>> Begin RAW DATA

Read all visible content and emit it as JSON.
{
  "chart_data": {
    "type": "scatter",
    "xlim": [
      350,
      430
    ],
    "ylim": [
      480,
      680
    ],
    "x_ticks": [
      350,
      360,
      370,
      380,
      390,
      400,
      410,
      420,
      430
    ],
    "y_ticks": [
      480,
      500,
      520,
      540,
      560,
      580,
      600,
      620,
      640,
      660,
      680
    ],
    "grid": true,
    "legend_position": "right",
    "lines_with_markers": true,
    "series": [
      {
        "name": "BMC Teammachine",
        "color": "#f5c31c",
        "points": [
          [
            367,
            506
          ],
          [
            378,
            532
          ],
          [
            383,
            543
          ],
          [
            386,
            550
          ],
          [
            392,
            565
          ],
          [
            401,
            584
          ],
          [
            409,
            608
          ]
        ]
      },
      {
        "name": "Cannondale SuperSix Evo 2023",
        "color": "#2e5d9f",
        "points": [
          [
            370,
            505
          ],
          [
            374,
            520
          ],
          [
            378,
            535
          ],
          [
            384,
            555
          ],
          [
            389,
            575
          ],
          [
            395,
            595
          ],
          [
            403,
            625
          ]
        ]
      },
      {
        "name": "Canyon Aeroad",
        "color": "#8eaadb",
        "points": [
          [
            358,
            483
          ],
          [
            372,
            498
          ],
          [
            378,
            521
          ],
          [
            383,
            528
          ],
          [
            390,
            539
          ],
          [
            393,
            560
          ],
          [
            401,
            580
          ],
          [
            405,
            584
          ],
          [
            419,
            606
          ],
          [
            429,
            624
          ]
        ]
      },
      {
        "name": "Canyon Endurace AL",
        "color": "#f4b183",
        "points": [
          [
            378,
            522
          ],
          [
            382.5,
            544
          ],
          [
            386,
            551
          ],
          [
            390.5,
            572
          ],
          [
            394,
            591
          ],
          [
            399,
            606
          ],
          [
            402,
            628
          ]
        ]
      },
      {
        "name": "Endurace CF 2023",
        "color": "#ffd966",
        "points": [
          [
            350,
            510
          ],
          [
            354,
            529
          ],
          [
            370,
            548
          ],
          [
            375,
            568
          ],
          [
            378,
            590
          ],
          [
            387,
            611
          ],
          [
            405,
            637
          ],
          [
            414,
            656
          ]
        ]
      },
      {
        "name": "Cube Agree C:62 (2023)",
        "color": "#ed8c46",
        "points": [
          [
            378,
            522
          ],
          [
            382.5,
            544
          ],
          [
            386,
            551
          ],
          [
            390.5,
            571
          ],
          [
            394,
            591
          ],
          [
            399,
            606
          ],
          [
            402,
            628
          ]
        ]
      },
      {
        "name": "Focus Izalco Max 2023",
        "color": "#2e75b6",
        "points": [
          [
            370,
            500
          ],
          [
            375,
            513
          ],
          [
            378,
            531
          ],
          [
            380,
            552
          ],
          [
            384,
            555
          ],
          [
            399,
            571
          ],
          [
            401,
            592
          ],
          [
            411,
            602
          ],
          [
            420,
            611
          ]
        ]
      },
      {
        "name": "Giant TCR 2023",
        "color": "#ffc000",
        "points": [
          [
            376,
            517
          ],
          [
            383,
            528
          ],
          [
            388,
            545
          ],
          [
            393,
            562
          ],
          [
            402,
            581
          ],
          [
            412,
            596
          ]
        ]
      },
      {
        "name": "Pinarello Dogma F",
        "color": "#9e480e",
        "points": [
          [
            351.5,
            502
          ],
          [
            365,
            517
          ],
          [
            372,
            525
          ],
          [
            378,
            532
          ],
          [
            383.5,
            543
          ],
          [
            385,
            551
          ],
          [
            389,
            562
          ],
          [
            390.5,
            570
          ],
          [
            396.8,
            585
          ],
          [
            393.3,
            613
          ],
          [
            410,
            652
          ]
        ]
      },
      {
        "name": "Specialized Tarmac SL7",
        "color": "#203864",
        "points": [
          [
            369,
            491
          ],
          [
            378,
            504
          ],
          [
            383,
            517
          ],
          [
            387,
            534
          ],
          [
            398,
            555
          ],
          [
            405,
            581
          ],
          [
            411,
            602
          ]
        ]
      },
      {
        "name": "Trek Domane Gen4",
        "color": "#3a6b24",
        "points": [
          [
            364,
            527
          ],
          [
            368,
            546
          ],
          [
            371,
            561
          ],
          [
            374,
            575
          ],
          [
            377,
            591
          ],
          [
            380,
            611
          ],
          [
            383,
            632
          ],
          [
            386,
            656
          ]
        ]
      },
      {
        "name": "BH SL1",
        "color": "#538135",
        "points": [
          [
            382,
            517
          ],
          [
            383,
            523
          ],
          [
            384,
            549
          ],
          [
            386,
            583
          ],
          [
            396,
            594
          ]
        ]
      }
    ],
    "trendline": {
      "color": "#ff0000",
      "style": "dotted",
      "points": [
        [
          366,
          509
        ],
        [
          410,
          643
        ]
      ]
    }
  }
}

>> End RAW DATA

TASK DETAILS
Identify each line containing the string "Endurace" and copy it out.

THE ANSWER
        "name": "Canyon Endurace AL",
        "name": "Endurace CF 2023",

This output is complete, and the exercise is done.